#### Dataset content
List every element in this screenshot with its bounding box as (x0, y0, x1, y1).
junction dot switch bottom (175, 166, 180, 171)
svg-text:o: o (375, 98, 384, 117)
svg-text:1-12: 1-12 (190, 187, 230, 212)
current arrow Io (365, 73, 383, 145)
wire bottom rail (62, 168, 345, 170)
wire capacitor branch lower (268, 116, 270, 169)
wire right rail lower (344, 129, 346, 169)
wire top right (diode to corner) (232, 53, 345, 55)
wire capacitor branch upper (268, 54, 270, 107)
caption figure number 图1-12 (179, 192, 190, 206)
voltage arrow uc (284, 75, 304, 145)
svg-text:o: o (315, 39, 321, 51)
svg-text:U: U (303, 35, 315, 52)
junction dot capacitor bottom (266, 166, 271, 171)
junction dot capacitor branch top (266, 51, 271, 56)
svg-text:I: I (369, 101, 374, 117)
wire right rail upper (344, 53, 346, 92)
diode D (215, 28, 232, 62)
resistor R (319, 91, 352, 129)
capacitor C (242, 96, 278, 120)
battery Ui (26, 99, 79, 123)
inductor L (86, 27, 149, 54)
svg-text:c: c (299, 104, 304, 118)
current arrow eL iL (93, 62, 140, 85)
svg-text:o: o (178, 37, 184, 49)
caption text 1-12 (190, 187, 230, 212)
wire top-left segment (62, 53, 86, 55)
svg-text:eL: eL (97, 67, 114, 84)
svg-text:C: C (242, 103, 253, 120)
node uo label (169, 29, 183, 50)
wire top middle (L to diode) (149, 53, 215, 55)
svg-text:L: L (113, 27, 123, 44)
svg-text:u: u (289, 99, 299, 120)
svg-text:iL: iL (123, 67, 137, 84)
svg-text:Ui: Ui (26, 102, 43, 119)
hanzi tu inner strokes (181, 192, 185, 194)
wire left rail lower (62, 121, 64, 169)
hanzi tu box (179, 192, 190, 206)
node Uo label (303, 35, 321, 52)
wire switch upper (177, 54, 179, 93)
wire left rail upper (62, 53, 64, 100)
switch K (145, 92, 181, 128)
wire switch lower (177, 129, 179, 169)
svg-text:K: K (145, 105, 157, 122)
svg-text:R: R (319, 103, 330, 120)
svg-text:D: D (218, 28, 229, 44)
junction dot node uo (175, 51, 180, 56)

#### Exercise directions
Copy every line of the listing above word for word, from the first line through the last.

#### The response
List every element in this screenshot with its bounding box as (x0, y0, x1, y1).
junction dot switch bottom (175, 166, 180, 171)
svg-text:o: o (375, 98, 384, 117)
svg-text:1-12: 1-12 (190, 187, 230, 212)
current arrow Io (365, 73, 383, 145)
wire bottom rail (62, 168, 345, 170)
wire capacitor branch lower (268, 116, 270, 169)
wire right rail lower (344, 129, 346, 169)
wire top right (diode to corner) (232, 53, 345, 55)
wire capacitor branch upper (268, 54, 270, 107)
caption figure number 图1-12 (179, 192, 190, 206)
voltage arrow uc (284, 75, 304, 145)
svg-text:o: o (315, 39, 321, 51)
svg-text:U: U (303, 35, 315, 52)
junction dot capacitor bottom (266, 166, 271, 171)
junction dot capacitor branch top (266, 51, 271, 56)
svg-text:I: I (369, 101, 374, 117)
wire right rail upper (344, 53, 346, 92)
diode D (215, 28, 232, 62)
resistor R (319, 91, 352, 129)
capacitor C (242, 96, 278, 120)
battery Ui (26, 99, 79, 123)
inductor L (86, 27, 149, 54)
svg-text:c: c (299, 104, 304, 118)
current arrow eL iL (93, 62, 140, 85)
svg-text:o: o (178, 37, 184, 49)
caption text 1-12 (190, 187, 230, 212)
wire top-left segment (62, 53, 86, 55)
svg-text:eL: eL (97, 67, 114, 84)
svg-text:C: C (242, 103, 253, 120)
node uo label (169, 29, 183, 50)
wire top middle (L to diode) (149, 53, 215, 55)
svg-text:L: L (113, 27, 123, 44)
svg-text:u: u (289, 99, 299, 120)
svg-text:iL: iL (123, 67, 137, 84)
svg-text:Ui: Ui (26, 102, 43, 119)
hanzi tu inner strokes (181, 192, 185, 194)
wire left rail lower (62, 121, 64, 169)
hanzi tu box (179, 192, 190, 206)
node Uo label (303, 35, 321, 52)
wire switch upper (177, 54, 179, 93)
wire left rail upper (62, 53, 64, 100)
switch K (145, 92, 181, 128)
wire switch lower (177, 129, 179, 169)
svg-text:K: K (145, 105, 157, 122)
svg-text:R: R (319, 103, 330, 120)
svg-text:D: D (218, 28, 229, 44)
junction dot node uo (175, 51, 180, 56)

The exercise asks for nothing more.